-- Begin Record extracts --
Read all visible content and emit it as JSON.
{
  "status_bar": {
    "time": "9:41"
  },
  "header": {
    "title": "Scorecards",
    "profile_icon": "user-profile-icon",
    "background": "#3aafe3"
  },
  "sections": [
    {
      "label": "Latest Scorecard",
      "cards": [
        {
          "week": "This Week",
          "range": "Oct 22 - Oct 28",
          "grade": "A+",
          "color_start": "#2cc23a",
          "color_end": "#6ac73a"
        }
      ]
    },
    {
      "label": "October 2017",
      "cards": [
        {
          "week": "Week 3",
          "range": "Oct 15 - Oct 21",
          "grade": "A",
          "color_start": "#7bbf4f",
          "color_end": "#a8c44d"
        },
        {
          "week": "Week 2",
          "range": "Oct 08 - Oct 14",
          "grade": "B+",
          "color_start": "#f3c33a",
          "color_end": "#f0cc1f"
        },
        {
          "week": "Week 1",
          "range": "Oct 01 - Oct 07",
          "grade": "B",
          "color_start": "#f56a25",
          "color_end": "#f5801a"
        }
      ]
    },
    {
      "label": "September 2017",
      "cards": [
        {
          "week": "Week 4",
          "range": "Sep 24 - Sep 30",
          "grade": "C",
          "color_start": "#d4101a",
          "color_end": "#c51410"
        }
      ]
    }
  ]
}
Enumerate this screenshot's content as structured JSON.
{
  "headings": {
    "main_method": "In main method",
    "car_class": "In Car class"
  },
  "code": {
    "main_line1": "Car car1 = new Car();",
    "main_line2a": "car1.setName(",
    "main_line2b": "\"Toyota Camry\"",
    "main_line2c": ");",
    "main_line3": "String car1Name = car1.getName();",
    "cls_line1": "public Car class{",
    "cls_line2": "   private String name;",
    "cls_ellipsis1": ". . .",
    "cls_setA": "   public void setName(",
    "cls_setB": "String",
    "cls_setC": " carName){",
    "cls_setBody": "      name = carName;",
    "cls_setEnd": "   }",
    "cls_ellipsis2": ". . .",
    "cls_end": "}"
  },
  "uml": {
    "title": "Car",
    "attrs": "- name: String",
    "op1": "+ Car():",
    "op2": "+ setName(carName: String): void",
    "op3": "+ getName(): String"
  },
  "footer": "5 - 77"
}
-- End Record extracts --
Task:
Reproduce the records above exactly, starting with the line that contains "Enumerate this screenshot's" and ending with the last line.

Completed task:
Enumerate this screenshot's content as structured JSON.
{
  "headings": {
    "main_method": "In main method",
    "car_class": "In Car class"
  },
  "code": {
    "main_line1": "Car car1 = new Car();",
    "main_line2a": "car1.setName(",
    "main_line2b": "\"Toyota Camry\"",
    "main_line2c": ");",
    "main_line3": "String car1Name = car1.getName();",
    "cls_line1": "public Car class{",
    "cls_line2": "   private String name;",
    "cls_ellipsis1": ". . .",
    "cls_setA": "   public void setName(",
    "cls_setB": "String",
    "cls_setC": " carName){",
    "cls_setBody": "      name = carName;",
    "cls_setEnd": "   }",
    "cls_ellipsis2": ". . .",
    "cls_end": "}"
  },
  "uml": {
    "title": "Car",
    "attrs": "- name: String",
    "op1": "+ Car():",
    "op2": "+ setName(carName: String): void",
    "op3": "+ getName(): String"
  },
  "footer": "5 - 77"
}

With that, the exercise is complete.